Instructions to follow
Can you find the lines of the listing that include "Credit" and copy every one?

Data for processing
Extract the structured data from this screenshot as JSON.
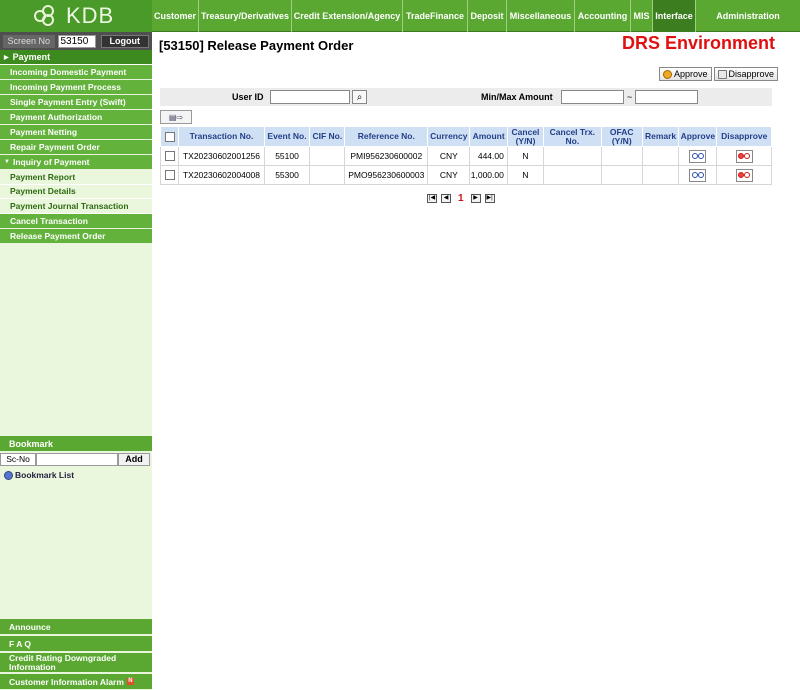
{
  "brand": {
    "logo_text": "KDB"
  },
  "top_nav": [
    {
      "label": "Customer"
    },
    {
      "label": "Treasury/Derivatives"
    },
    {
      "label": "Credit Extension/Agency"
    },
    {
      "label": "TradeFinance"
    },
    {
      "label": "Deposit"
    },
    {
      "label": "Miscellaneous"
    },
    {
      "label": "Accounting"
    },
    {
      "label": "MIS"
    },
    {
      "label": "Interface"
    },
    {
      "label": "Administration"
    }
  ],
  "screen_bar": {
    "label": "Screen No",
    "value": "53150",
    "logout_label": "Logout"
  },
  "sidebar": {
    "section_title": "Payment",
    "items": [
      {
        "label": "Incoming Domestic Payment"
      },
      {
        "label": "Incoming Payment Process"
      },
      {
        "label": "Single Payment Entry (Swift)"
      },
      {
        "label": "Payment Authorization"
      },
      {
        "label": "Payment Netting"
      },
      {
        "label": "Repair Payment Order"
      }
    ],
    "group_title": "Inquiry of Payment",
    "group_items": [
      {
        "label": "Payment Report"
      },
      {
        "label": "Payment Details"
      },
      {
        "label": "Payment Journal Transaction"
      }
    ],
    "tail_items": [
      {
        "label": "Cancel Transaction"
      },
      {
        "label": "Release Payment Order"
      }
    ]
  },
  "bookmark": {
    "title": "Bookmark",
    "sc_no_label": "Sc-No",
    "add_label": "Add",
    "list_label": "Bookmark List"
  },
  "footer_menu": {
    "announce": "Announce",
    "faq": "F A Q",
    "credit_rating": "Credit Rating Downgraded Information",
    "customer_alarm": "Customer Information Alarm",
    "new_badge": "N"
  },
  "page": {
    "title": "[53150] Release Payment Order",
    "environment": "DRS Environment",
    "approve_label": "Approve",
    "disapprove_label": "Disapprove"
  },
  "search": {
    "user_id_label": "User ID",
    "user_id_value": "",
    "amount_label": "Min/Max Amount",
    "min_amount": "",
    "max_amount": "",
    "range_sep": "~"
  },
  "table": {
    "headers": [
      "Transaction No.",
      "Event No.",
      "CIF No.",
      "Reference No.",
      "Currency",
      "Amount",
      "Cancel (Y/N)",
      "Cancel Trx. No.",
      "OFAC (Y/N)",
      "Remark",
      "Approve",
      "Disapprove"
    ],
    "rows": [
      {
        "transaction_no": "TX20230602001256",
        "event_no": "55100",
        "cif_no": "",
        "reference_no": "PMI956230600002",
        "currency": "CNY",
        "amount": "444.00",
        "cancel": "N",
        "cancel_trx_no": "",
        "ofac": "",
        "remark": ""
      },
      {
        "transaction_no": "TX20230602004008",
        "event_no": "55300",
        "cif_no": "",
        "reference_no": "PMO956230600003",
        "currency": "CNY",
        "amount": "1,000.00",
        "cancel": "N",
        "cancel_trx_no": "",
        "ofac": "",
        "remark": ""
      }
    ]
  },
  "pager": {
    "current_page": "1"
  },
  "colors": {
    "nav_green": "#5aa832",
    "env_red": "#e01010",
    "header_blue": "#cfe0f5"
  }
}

==

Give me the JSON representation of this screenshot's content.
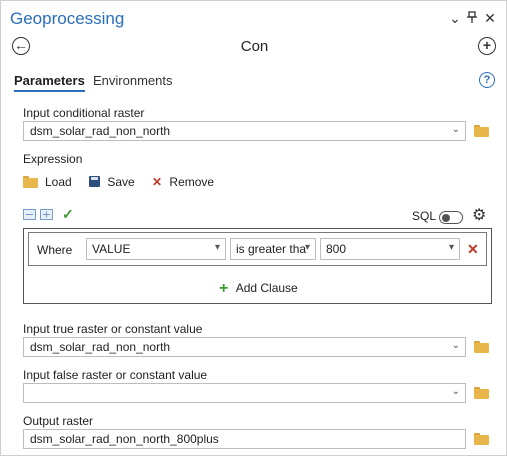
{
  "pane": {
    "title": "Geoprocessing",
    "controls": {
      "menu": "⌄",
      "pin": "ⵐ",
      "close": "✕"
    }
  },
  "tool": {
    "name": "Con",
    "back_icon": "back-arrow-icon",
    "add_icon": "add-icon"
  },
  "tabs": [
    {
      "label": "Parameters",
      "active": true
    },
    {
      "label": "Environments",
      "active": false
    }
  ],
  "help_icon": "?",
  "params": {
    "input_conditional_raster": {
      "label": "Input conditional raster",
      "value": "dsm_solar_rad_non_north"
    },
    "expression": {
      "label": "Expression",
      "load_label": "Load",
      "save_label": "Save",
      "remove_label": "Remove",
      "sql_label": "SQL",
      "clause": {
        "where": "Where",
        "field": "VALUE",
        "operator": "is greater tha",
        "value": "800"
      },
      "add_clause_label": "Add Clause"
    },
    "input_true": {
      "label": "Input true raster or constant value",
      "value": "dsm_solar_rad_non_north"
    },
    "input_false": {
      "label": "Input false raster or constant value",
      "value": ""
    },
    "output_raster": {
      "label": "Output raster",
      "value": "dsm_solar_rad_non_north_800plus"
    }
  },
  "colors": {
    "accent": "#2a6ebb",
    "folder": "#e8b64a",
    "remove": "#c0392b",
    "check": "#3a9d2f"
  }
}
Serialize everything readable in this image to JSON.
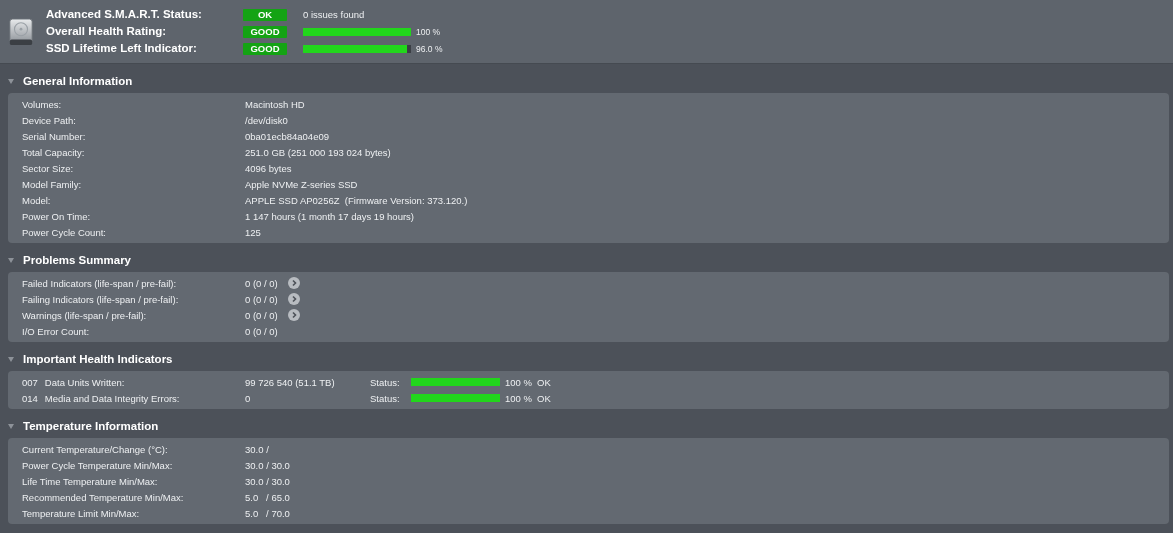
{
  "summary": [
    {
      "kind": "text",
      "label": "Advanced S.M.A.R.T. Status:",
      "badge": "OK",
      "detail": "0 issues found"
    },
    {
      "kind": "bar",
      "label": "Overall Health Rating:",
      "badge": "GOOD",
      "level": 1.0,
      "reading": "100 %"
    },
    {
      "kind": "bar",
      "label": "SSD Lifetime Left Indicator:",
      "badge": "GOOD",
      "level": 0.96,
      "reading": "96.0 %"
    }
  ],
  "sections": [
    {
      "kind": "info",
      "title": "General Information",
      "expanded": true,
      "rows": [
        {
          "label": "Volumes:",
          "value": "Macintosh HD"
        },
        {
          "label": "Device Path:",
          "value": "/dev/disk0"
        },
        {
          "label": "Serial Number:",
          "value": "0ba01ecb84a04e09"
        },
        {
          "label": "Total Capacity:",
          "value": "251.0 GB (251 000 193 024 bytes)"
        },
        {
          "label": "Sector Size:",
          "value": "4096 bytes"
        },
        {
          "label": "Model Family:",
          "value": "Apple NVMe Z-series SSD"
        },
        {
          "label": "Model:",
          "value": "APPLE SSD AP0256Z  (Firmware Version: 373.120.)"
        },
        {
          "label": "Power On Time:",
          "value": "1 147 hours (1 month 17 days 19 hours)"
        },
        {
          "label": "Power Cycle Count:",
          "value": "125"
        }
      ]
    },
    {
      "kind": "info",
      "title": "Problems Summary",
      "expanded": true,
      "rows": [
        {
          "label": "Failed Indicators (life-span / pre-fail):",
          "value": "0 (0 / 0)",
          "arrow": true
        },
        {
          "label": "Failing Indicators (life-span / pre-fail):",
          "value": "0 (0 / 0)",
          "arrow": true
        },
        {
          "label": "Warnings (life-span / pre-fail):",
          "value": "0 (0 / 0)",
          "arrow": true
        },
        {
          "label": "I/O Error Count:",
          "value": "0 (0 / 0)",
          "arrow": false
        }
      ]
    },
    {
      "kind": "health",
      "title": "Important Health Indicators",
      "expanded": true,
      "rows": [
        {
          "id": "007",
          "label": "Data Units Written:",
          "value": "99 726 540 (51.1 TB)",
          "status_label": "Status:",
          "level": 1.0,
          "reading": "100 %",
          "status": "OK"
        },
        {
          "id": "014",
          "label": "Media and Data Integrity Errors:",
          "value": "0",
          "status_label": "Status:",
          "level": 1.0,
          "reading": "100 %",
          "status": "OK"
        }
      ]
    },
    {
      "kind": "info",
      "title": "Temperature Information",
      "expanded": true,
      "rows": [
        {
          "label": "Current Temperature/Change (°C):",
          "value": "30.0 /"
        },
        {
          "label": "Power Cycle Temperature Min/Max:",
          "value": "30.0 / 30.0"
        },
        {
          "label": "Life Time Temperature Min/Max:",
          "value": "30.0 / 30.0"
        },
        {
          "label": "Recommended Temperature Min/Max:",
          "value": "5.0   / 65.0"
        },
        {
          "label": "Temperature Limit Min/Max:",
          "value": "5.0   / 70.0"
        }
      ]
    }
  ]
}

...

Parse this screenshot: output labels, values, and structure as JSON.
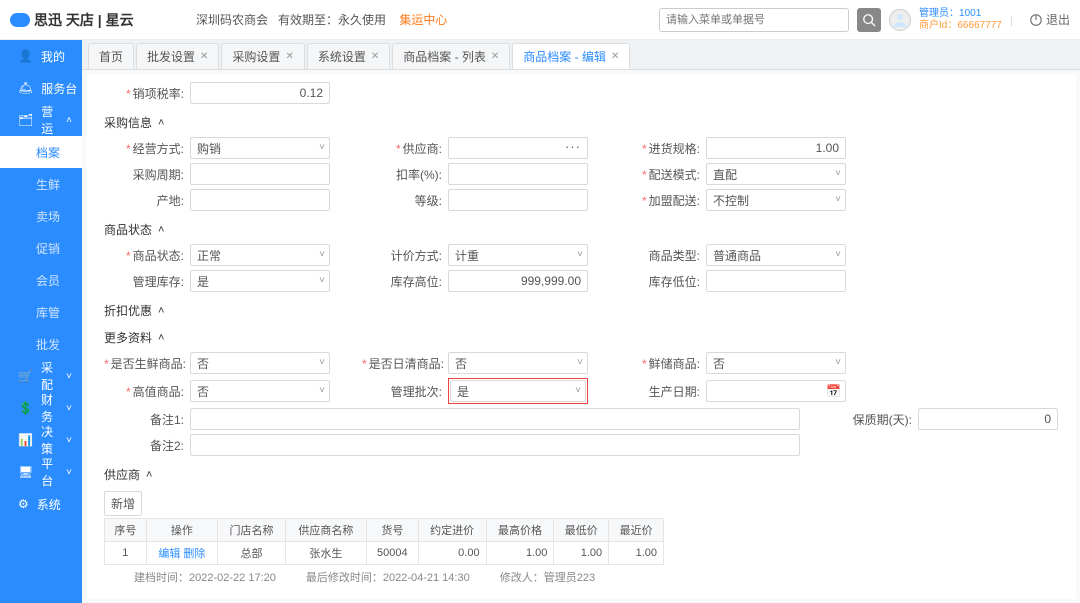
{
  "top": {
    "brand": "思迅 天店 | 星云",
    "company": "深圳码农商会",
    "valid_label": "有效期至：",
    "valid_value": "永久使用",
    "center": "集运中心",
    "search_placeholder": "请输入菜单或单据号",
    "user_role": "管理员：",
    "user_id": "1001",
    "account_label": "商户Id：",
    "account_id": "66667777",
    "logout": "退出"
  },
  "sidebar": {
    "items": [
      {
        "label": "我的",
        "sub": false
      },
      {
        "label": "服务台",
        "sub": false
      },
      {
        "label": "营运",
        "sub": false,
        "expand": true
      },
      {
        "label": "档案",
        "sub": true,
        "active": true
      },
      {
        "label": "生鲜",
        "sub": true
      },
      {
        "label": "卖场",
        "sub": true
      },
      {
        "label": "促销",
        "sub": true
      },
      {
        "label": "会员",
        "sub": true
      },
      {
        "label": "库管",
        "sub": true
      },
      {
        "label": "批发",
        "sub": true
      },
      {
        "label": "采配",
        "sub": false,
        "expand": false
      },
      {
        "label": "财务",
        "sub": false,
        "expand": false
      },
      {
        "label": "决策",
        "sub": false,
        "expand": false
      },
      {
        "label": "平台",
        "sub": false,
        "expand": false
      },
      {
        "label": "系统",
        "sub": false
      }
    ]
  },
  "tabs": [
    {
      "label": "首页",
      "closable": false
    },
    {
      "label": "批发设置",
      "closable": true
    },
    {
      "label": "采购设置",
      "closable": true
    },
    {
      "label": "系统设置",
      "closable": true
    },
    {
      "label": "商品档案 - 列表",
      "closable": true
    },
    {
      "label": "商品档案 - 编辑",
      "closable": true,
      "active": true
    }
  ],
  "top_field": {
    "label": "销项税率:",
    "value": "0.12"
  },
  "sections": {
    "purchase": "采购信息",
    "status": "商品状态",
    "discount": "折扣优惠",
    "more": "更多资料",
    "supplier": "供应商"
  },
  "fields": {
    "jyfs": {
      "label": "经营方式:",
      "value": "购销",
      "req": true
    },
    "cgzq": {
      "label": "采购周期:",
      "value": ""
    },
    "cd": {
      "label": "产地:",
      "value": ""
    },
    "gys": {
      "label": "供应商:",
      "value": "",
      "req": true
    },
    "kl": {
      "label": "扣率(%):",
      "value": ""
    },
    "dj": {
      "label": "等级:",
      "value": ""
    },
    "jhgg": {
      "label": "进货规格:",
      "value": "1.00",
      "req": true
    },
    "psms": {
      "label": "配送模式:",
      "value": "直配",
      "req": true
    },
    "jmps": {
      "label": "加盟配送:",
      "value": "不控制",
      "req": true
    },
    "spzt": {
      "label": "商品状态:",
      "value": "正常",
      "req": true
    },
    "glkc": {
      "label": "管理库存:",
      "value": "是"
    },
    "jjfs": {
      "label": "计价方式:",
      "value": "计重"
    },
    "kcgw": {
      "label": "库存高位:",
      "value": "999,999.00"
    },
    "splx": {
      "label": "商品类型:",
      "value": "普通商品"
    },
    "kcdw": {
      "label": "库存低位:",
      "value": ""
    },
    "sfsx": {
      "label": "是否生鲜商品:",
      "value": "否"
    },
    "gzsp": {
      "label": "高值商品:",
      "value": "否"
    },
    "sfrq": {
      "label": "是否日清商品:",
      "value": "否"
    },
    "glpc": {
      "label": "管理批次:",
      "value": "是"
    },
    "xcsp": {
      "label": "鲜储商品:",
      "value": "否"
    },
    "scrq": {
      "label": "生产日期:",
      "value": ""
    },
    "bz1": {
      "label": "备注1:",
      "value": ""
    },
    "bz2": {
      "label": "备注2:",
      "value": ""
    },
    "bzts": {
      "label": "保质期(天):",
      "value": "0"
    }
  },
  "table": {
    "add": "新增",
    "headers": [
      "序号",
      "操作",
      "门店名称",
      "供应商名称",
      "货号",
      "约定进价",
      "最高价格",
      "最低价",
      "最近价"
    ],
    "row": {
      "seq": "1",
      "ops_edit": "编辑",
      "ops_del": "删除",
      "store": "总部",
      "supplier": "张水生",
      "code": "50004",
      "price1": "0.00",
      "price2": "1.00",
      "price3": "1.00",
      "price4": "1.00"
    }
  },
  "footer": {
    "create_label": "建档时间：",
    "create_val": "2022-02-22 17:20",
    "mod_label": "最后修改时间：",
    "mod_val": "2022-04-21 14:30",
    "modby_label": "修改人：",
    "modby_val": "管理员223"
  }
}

Exercise output
      "label": "Credit Extension/Agency"
    "credit_rating": "Credit Rating Downgraded Information",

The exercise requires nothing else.